● **BRIEF**
Select each line where the word "JSON" appears.

● **SUPPLIED DATA**

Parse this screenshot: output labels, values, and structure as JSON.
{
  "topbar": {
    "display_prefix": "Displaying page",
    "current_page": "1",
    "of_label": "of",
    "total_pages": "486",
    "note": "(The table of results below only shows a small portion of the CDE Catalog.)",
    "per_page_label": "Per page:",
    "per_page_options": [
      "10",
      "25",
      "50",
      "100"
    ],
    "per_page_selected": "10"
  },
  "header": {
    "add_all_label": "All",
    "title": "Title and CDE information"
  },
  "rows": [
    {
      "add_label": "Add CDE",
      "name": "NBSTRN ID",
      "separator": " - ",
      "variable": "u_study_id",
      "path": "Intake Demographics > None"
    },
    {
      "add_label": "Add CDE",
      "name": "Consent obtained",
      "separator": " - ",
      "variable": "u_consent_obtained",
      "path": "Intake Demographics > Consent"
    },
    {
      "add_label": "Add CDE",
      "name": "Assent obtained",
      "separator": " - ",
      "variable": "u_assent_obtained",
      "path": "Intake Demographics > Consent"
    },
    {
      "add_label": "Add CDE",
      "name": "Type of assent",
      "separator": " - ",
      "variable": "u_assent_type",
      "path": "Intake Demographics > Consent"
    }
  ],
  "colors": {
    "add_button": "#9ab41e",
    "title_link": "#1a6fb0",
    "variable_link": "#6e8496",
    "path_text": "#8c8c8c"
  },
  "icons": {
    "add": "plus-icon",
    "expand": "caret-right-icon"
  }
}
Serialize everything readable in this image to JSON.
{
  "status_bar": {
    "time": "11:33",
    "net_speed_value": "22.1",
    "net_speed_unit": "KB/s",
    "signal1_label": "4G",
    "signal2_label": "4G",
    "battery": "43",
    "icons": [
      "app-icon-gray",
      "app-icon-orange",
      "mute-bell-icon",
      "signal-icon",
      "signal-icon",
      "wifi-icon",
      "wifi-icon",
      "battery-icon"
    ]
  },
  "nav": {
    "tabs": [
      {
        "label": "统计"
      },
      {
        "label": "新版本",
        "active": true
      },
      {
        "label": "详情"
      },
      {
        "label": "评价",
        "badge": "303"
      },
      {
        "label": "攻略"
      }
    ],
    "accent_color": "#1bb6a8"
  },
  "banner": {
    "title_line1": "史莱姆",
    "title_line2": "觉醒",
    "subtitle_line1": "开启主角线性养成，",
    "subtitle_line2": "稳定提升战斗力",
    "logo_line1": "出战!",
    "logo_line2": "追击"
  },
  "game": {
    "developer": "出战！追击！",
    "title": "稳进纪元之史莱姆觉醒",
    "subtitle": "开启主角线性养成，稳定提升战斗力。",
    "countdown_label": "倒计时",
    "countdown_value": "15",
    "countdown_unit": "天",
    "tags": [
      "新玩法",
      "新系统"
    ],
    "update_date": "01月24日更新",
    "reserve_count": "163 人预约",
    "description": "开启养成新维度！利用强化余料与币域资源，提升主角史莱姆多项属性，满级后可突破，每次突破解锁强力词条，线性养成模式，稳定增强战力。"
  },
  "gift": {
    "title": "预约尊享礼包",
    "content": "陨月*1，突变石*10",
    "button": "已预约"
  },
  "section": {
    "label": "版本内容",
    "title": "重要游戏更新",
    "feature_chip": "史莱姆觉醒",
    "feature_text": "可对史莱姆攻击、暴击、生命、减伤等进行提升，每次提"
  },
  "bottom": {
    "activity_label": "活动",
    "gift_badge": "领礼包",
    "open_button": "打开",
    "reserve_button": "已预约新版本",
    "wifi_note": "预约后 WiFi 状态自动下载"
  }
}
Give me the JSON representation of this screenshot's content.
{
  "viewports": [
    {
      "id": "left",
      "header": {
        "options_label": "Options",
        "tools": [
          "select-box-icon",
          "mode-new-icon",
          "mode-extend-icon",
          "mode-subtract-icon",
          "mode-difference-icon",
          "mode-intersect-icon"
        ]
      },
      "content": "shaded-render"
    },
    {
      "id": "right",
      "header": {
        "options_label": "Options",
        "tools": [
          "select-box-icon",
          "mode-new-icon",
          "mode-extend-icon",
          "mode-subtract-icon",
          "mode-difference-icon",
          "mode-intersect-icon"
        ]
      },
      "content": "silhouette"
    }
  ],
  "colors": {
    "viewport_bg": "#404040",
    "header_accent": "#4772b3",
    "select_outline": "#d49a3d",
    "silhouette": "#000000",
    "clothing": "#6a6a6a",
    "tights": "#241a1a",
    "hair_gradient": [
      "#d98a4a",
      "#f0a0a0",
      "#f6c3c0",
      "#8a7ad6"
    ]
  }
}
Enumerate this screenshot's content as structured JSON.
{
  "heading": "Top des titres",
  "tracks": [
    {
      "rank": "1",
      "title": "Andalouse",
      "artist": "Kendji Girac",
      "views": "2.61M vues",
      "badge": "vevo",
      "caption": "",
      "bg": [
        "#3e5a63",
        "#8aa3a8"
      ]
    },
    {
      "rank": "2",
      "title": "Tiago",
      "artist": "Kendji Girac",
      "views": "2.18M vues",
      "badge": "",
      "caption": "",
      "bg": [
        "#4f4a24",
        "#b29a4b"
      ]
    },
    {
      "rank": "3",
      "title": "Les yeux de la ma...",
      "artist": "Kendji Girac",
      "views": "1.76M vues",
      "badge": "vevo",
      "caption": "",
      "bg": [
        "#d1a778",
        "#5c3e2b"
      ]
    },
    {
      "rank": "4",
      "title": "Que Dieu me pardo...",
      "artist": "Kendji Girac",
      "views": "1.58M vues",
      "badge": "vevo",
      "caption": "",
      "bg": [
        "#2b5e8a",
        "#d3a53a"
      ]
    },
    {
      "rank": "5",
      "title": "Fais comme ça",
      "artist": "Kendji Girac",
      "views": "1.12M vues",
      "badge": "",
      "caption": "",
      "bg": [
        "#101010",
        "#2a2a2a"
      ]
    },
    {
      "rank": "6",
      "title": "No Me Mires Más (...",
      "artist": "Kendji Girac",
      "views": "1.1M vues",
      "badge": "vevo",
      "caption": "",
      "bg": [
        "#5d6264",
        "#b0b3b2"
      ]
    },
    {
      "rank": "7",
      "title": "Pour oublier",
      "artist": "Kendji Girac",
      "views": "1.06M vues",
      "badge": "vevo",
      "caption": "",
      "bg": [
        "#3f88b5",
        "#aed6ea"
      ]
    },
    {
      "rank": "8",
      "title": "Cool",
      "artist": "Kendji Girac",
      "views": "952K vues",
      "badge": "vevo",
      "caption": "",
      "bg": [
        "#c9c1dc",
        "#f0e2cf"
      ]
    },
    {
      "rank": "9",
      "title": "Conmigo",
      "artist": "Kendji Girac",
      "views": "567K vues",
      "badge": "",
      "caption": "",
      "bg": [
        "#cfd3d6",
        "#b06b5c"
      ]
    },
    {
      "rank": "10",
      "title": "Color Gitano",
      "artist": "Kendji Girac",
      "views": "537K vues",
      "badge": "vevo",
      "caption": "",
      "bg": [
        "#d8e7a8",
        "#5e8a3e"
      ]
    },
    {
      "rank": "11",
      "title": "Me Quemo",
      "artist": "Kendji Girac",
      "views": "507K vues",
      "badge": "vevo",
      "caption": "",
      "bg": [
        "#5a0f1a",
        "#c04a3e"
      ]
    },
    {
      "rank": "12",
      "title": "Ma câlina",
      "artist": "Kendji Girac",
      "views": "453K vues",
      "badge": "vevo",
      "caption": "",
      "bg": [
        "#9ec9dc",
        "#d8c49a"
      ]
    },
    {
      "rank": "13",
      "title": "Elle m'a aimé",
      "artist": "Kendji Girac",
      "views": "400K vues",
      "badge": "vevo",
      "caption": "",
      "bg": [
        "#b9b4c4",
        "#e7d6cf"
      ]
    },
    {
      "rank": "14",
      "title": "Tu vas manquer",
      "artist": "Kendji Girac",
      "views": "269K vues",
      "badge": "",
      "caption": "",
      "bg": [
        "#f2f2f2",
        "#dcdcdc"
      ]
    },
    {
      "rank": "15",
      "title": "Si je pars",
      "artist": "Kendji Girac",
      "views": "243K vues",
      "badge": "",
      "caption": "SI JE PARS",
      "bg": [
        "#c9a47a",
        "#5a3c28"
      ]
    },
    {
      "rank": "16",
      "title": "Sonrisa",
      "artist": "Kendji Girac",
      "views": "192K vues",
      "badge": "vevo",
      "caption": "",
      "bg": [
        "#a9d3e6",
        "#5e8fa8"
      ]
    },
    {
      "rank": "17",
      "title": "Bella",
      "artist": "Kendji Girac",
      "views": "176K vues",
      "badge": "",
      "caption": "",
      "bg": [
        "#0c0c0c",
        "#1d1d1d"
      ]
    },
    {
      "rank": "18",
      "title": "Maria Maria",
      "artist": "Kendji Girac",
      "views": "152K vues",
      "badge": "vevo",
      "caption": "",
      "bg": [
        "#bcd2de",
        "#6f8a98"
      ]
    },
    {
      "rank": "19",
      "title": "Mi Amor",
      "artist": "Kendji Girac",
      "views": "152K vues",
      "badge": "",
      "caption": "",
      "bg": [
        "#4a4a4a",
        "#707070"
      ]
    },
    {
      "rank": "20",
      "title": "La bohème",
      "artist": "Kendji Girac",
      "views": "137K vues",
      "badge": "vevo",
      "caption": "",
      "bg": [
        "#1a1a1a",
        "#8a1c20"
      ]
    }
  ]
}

● **WRITTEN ANSWER**
Parse this screenshot: output labels, values, and structure as JSON.
Serialize everything readable in this image to JSON.
Give me the JSON representation of this screenshot's content.
Enumerate this screenshot's content as structured JSON.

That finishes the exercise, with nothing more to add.